The request
In the records that follow, show each line where the word "English" is present.

Records provided
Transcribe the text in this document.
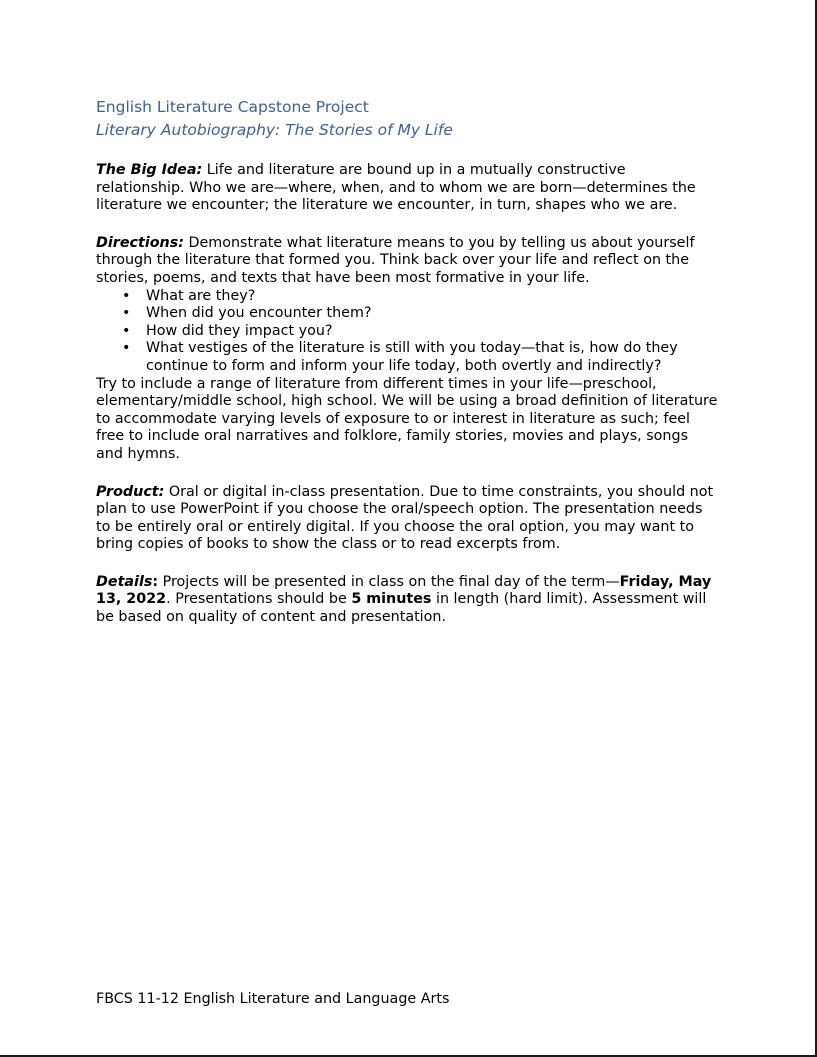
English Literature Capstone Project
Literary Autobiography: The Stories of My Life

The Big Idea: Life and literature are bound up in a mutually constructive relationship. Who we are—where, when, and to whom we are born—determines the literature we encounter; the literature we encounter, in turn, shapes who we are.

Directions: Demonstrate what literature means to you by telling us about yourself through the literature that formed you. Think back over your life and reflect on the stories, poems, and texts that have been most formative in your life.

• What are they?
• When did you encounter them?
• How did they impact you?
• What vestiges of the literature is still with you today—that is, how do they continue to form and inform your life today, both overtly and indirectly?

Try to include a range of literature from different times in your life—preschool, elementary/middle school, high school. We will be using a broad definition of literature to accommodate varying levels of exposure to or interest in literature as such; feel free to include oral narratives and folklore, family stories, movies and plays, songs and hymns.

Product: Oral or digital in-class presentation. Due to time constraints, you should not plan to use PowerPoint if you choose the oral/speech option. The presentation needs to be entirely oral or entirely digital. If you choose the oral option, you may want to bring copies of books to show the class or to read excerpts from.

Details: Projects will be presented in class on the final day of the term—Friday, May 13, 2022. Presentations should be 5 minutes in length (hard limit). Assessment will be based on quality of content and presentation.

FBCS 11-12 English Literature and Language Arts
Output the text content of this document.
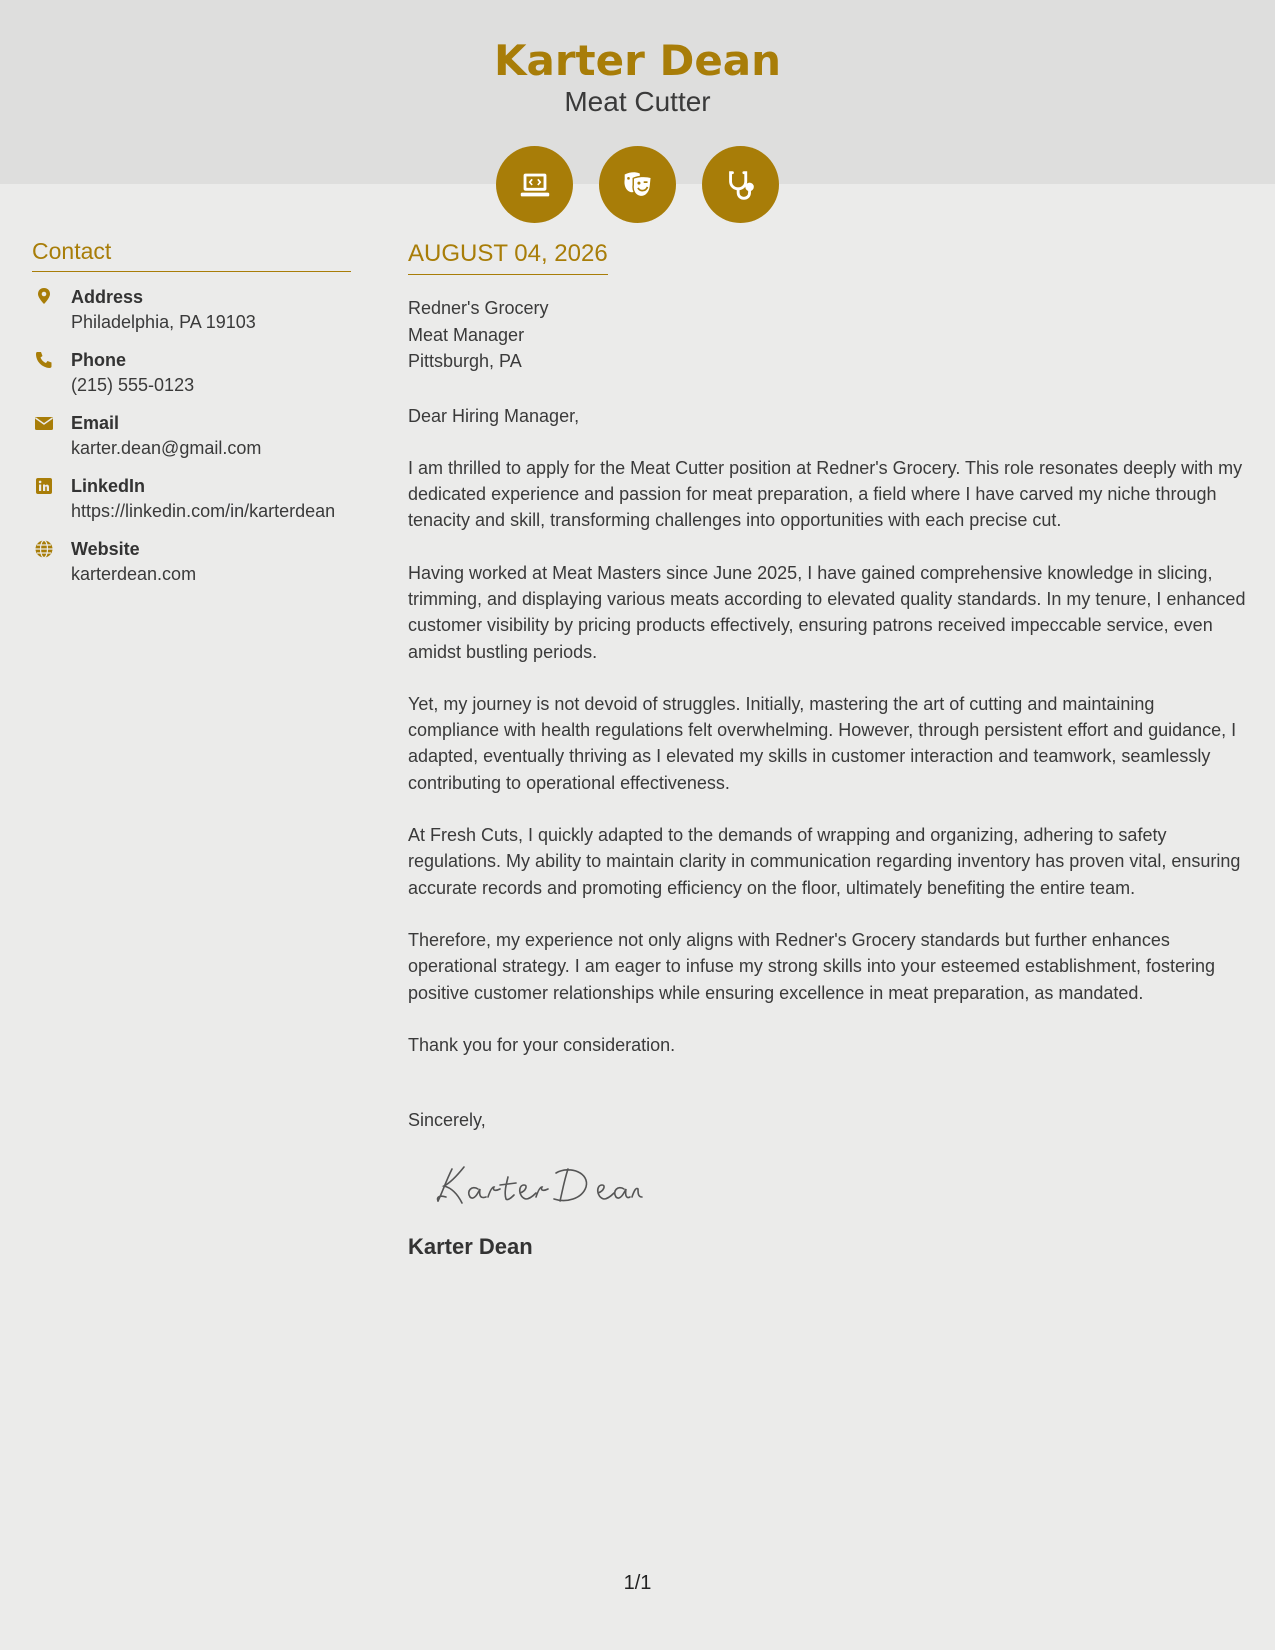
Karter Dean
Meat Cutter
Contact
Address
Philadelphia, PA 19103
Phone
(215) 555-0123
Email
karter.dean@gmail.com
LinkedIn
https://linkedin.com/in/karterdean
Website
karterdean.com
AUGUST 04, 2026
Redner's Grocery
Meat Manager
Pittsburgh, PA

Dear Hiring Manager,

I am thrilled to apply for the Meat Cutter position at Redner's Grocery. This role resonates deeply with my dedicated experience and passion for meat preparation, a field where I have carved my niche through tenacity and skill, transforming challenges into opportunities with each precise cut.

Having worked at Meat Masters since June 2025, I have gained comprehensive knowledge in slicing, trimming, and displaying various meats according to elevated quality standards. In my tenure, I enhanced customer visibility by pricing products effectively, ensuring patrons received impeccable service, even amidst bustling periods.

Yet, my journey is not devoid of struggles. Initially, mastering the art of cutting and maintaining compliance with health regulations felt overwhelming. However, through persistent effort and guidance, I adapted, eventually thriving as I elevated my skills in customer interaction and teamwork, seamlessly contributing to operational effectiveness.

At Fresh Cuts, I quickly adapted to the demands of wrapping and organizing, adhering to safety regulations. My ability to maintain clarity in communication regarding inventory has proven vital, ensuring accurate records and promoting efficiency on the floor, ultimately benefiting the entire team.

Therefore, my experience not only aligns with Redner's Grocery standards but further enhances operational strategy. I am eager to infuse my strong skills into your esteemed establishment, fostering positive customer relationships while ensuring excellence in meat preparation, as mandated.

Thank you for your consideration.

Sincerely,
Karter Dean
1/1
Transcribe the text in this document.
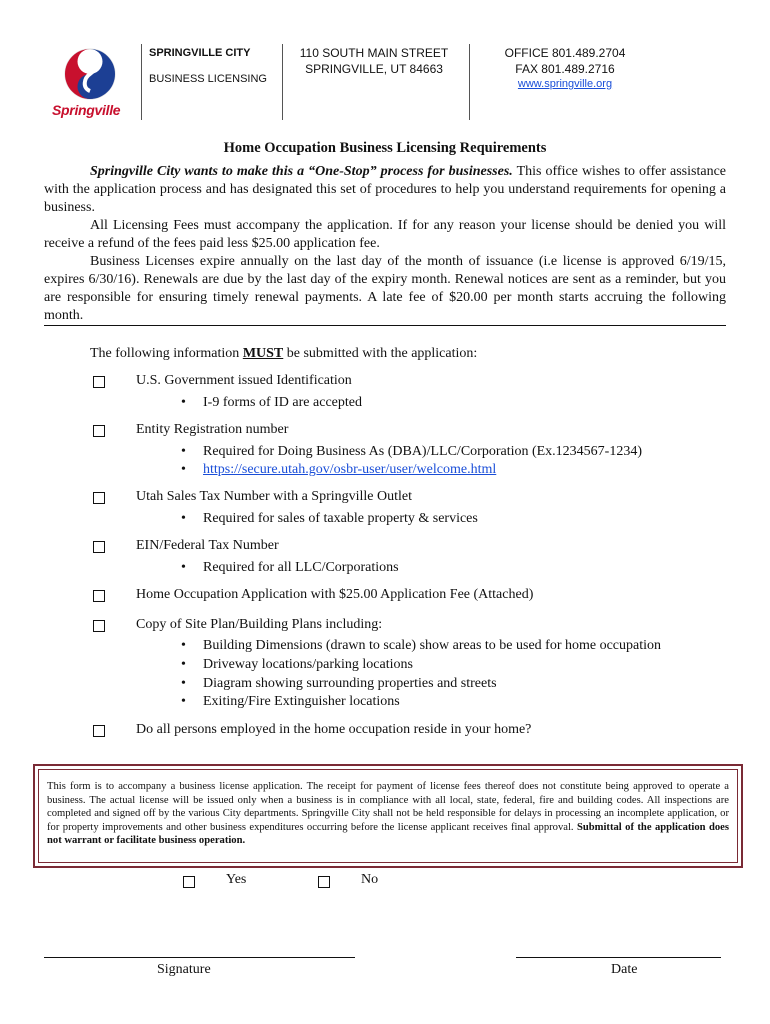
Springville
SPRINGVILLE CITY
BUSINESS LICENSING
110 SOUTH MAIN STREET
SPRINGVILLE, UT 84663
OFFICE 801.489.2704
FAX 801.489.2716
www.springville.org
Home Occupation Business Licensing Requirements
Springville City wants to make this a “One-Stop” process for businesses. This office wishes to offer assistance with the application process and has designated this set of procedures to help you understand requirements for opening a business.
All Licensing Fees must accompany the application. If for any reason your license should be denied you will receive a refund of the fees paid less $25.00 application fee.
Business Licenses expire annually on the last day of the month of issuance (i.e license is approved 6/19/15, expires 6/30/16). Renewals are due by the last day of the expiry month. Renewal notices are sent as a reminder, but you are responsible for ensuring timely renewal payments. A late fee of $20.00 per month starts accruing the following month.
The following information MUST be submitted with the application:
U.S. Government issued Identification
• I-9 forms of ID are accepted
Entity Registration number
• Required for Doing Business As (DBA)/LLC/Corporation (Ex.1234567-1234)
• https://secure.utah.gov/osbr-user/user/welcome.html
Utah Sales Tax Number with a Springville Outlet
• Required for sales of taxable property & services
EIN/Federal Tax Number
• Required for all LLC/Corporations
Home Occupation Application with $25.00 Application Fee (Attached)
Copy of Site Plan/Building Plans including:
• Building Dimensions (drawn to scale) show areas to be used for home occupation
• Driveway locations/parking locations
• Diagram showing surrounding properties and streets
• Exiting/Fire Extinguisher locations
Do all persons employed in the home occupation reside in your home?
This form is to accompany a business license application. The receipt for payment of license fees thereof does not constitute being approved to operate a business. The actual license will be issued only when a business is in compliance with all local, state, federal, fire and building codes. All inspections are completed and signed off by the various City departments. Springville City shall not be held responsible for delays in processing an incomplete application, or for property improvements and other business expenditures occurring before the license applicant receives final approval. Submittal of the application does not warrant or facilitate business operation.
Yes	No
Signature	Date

Response to the task
English Literature Capstone Project
FBCS 11-12 English Literature and Language Arts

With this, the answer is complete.